WRITTEN PROBLEM —
Copy each line with the word "Answer" in it.

[Dataset entries]
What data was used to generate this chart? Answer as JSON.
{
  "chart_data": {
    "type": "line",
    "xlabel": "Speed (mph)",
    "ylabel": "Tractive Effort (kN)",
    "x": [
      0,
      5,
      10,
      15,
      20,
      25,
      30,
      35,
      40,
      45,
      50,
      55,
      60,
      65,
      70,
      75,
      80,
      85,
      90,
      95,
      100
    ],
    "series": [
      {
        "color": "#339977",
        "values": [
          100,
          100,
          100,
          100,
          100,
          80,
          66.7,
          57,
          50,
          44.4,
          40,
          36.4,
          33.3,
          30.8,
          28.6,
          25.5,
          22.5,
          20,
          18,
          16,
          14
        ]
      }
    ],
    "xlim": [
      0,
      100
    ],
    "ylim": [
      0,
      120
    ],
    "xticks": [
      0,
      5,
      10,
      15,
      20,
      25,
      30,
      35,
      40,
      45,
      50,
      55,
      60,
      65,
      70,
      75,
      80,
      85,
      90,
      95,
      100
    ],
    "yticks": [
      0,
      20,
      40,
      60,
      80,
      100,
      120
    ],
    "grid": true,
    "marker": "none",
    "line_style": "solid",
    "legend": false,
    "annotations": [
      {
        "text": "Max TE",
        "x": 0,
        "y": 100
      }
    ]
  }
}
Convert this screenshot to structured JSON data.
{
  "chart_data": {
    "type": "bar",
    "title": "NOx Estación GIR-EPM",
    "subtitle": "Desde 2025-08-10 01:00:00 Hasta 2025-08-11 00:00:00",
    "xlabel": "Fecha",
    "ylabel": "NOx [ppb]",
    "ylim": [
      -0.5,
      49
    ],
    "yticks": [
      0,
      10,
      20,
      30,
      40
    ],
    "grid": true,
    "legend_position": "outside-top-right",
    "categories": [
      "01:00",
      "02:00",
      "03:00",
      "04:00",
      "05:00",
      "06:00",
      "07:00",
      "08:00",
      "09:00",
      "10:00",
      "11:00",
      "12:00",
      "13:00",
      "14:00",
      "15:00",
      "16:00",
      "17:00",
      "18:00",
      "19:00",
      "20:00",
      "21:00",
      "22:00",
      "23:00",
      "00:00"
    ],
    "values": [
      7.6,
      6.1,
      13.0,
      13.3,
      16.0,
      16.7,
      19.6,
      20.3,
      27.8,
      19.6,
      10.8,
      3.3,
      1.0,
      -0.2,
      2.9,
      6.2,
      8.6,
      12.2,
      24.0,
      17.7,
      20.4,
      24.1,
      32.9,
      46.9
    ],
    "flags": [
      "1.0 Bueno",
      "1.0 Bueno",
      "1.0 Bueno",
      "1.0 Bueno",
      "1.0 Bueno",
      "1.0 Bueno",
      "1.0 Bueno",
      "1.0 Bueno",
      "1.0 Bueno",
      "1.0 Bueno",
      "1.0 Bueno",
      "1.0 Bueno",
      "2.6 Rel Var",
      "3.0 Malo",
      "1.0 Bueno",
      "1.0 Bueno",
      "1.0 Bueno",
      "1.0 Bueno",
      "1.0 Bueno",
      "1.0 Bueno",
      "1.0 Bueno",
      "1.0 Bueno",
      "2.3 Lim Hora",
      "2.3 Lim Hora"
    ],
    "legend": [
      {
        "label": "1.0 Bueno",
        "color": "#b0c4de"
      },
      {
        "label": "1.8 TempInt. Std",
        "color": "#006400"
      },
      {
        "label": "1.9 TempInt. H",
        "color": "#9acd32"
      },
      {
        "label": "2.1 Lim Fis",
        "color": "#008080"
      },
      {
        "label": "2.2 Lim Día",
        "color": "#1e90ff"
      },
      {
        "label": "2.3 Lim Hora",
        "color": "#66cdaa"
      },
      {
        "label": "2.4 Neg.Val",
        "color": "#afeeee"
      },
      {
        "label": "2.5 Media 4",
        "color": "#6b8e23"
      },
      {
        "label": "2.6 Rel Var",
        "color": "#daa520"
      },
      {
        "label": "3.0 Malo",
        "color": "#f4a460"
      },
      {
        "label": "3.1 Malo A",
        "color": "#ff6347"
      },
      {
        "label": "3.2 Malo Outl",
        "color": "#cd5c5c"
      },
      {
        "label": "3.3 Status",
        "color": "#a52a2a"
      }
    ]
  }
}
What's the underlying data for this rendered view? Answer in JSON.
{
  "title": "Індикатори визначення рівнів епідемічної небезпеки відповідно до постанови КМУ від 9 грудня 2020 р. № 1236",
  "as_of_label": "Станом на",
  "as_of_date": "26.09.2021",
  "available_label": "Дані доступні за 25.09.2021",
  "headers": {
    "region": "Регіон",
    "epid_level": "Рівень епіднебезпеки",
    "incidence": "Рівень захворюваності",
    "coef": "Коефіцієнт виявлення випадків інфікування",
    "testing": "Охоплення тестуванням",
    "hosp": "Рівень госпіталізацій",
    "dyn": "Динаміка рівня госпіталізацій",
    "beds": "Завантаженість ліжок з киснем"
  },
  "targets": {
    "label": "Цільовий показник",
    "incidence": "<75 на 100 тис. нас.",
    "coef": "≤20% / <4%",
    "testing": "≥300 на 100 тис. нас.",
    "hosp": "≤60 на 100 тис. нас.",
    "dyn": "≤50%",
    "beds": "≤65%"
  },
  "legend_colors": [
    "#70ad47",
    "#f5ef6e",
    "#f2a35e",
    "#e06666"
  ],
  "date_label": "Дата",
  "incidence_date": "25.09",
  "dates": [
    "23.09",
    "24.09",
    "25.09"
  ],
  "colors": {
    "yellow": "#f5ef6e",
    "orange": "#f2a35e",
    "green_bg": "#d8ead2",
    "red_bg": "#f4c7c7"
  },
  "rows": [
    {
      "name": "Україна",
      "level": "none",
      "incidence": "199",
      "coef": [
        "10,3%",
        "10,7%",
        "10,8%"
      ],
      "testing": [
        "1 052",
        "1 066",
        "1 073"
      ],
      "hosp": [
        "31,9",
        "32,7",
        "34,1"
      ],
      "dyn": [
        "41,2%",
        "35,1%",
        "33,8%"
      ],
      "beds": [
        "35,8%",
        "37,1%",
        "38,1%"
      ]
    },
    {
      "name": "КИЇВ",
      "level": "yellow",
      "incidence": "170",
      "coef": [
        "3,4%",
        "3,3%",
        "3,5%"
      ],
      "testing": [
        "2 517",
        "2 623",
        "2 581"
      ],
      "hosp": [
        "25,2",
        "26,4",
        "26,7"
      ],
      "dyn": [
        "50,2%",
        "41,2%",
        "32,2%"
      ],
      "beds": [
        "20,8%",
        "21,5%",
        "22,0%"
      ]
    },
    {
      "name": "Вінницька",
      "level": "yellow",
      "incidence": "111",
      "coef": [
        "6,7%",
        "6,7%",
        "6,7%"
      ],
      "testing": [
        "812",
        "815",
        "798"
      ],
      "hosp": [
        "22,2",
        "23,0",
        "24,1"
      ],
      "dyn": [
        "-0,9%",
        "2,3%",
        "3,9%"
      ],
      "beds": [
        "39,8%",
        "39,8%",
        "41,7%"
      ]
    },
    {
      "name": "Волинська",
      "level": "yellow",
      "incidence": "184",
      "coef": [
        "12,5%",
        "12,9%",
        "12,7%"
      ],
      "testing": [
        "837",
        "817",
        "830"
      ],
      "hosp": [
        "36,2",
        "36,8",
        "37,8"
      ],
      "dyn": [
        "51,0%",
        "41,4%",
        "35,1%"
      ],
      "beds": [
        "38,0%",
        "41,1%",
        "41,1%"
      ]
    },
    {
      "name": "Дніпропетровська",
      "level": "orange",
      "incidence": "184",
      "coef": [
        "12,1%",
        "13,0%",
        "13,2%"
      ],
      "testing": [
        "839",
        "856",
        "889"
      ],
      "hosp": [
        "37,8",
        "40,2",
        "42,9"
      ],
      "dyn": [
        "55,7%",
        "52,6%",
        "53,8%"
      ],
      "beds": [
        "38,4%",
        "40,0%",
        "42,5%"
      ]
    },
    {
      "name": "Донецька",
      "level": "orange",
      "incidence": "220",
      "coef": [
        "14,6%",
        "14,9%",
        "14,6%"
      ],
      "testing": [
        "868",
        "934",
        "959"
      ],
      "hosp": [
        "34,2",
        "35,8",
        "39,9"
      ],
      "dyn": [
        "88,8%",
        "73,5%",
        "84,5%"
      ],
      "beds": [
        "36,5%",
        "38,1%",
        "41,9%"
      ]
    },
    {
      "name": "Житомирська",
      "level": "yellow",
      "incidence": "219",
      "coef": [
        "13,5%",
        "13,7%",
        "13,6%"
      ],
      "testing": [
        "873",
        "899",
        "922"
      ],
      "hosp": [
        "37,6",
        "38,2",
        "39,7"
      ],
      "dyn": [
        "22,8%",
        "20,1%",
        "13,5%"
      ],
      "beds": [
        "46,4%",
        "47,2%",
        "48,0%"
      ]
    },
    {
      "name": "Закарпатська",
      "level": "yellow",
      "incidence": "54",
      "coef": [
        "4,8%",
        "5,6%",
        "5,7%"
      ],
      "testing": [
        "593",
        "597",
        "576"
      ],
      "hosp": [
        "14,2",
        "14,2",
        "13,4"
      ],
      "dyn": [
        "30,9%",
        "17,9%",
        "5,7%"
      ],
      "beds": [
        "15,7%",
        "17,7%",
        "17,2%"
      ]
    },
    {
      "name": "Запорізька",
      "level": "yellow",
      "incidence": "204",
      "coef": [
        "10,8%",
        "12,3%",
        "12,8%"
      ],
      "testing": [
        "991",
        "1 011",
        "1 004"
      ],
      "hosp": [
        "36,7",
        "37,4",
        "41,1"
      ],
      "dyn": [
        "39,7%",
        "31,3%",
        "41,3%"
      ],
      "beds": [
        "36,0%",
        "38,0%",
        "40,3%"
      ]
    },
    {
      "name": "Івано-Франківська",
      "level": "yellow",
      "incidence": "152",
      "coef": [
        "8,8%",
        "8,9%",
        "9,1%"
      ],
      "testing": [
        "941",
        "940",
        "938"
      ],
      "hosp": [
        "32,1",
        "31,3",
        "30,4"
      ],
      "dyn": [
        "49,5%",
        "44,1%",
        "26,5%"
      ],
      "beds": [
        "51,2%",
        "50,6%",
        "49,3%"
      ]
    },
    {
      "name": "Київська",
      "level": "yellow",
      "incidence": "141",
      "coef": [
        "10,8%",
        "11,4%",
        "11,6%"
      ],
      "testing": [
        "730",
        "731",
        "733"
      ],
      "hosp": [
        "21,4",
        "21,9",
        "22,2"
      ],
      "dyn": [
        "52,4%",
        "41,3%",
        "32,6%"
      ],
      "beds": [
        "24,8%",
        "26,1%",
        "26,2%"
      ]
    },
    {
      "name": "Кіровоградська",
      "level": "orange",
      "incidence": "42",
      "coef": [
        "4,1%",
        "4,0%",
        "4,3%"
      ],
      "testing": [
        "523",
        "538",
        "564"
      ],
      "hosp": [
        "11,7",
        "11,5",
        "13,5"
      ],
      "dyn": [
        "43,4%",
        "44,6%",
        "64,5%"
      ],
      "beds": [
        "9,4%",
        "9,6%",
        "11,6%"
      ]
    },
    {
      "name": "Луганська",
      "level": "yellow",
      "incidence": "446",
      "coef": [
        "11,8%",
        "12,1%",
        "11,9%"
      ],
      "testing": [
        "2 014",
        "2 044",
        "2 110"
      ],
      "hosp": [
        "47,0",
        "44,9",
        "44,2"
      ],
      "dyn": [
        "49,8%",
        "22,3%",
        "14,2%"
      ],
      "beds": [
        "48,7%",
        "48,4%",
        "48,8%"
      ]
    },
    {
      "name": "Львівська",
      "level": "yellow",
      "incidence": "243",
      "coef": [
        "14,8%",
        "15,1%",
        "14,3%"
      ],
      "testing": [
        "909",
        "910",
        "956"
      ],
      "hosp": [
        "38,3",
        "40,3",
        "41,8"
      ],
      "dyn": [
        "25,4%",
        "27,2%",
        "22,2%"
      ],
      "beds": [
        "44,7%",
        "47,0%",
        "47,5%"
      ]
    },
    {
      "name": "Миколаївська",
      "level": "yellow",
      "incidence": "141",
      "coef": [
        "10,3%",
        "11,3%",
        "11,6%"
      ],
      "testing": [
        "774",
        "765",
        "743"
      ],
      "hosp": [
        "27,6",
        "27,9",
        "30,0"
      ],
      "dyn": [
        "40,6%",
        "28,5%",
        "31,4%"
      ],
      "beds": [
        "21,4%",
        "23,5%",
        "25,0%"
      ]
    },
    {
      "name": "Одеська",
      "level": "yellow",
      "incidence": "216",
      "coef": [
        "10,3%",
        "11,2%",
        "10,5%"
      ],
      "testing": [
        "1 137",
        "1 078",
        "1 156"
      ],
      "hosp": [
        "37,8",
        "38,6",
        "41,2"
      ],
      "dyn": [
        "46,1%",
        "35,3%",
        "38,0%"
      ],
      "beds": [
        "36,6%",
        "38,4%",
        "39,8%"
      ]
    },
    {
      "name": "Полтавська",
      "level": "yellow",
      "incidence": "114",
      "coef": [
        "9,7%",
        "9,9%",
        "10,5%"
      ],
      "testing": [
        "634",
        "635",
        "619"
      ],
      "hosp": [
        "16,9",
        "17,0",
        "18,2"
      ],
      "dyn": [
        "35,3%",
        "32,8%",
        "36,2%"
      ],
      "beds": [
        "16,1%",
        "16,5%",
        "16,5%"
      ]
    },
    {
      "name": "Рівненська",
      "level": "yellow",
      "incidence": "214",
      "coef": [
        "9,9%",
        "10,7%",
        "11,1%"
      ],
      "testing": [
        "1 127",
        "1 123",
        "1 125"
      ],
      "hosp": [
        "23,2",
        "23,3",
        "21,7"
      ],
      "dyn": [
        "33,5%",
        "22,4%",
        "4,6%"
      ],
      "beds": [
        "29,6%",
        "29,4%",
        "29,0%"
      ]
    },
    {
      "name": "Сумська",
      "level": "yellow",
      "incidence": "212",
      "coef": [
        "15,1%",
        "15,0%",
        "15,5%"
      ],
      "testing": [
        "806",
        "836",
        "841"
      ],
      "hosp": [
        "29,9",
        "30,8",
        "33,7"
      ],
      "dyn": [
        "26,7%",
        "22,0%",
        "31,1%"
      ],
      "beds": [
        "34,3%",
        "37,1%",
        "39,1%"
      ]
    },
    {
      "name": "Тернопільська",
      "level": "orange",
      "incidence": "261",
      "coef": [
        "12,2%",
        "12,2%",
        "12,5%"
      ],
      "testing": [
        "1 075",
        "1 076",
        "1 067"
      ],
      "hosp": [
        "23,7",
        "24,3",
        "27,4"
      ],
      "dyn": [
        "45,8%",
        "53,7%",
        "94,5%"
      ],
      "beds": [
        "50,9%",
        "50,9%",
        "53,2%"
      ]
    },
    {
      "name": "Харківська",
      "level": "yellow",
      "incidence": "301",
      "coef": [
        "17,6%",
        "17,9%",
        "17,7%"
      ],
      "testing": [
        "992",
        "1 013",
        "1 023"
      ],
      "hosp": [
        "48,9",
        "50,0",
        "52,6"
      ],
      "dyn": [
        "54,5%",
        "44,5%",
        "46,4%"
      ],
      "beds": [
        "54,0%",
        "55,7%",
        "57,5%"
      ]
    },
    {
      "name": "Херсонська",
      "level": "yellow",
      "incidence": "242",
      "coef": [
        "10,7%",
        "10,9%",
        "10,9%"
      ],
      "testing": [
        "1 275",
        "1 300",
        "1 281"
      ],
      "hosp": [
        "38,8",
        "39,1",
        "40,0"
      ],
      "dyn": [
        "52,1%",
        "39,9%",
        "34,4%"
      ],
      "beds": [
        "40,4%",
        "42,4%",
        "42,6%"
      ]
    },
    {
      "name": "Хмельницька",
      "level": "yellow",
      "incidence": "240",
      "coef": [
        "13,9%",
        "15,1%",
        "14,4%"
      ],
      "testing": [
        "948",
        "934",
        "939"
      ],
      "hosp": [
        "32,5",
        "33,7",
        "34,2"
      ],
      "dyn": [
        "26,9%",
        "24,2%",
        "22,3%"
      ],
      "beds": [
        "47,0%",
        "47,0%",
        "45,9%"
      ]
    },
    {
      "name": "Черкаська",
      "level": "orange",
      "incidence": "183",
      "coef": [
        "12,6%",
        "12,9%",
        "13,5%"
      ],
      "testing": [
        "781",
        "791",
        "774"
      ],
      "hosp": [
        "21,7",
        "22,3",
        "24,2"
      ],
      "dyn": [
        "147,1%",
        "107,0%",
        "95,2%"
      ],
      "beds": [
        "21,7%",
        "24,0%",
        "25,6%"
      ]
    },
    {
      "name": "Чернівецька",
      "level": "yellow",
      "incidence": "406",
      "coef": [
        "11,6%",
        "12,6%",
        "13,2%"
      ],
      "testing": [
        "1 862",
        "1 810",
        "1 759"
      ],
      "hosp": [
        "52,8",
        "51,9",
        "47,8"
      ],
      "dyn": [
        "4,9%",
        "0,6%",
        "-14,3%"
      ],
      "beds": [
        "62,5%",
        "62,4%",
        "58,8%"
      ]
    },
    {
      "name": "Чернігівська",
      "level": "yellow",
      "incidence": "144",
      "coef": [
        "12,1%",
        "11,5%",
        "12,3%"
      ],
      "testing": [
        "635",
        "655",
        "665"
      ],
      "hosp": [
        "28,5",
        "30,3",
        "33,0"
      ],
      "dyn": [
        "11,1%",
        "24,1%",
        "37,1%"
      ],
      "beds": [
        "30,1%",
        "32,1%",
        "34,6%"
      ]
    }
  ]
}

RESULT OF THIS EXERCISE —
What data was used to generate this chart? Answer as JSON.
What's the underlying data for this rendered view? Answer in JSON.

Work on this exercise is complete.